Records supplied
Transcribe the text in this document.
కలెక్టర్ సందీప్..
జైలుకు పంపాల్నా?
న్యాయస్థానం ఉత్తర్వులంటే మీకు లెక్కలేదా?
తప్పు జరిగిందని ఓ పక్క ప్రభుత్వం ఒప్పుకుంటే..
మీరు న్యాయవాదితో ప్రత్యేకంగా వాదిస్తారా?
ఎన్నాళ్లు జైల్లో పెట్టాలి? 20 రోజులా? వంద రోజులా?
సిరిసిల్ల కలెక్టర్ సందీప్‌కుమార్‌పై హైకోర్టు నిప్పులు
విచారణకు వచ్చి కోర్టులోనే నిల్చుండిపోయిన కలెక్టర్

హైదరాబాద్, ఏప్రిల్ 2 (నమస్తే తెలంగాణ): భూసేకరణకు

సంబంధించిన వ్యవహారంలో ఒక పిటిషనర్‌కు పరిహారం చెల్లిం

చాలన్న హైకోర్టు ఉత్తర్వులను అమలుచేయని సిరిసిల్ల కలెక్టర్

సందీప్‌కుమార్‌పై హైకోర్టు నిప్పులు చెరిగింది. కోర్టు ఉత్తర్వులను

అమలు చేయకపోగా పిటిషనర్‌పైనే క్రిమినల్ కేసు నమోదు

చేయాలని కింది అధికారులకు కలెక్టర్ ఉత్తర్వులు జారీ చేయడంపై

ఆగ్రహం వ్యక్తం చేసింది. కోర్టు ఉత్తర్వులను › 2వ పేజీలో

Task objective
Print the material above once more, exactly.

Output below
Transcribe the text in this document.
కలెక్టర్ సందీప్..
జైలుకు పంపాల్నా?
న్యాయస్థానం ఉత్తర్వులంటే మీకు లెక్కలేదా?
తప్పు జరిగిందని ఓ పక్క ప్రభుత్వం ఒప్పుకుంటే..
మీరు న్యాయవాదితో ప్రత్యేకంగా వాదిస్తారా?
ఎన్నాళ్లు జైల్లో పెట్టాలి? 20 రోజులా? వంద రోజులా?
సిరిసిల్ల కలెక్టర్ సందీప్‌కుమార్‌పై హైకోర్టు నిప్పులు
విచారణకు వచ్చి కోర్టులోనే నిల్చుండిపోయిన కలెక్టర్

హైదరాబాద్, ఏప్రిల్ 2 (నమస్తే తెలంగాణ): భూసేకరణకు

సంబంధించిన వ్యవహారంలో ఒక పిటిషనర్‌కు పరిహారం చెల్లిం

చాలన్న హైకోర్టు ఉత్తర్వులను అమలుచేయని సిరిసిల్ల కలెక్టర్

సందీప్‌కుమార్‌పై హైకోర్టు నిప్పులు చెరిగింది. కోర్టు ఉత్తర్వులను

అమలు చేయకపోగా పిటిషనర్‌పైనే క్రిమినల్ కేసు నమోదు

చేయాలని కింది అధికారులకు కలెక్టర్ ఉత్తర్వులు జారీ చేయడంపై

ఆగ్రహం వ్యక్తం చేసింది. కోర్టు ఉత్తర్వులను › 2వ పేజీలో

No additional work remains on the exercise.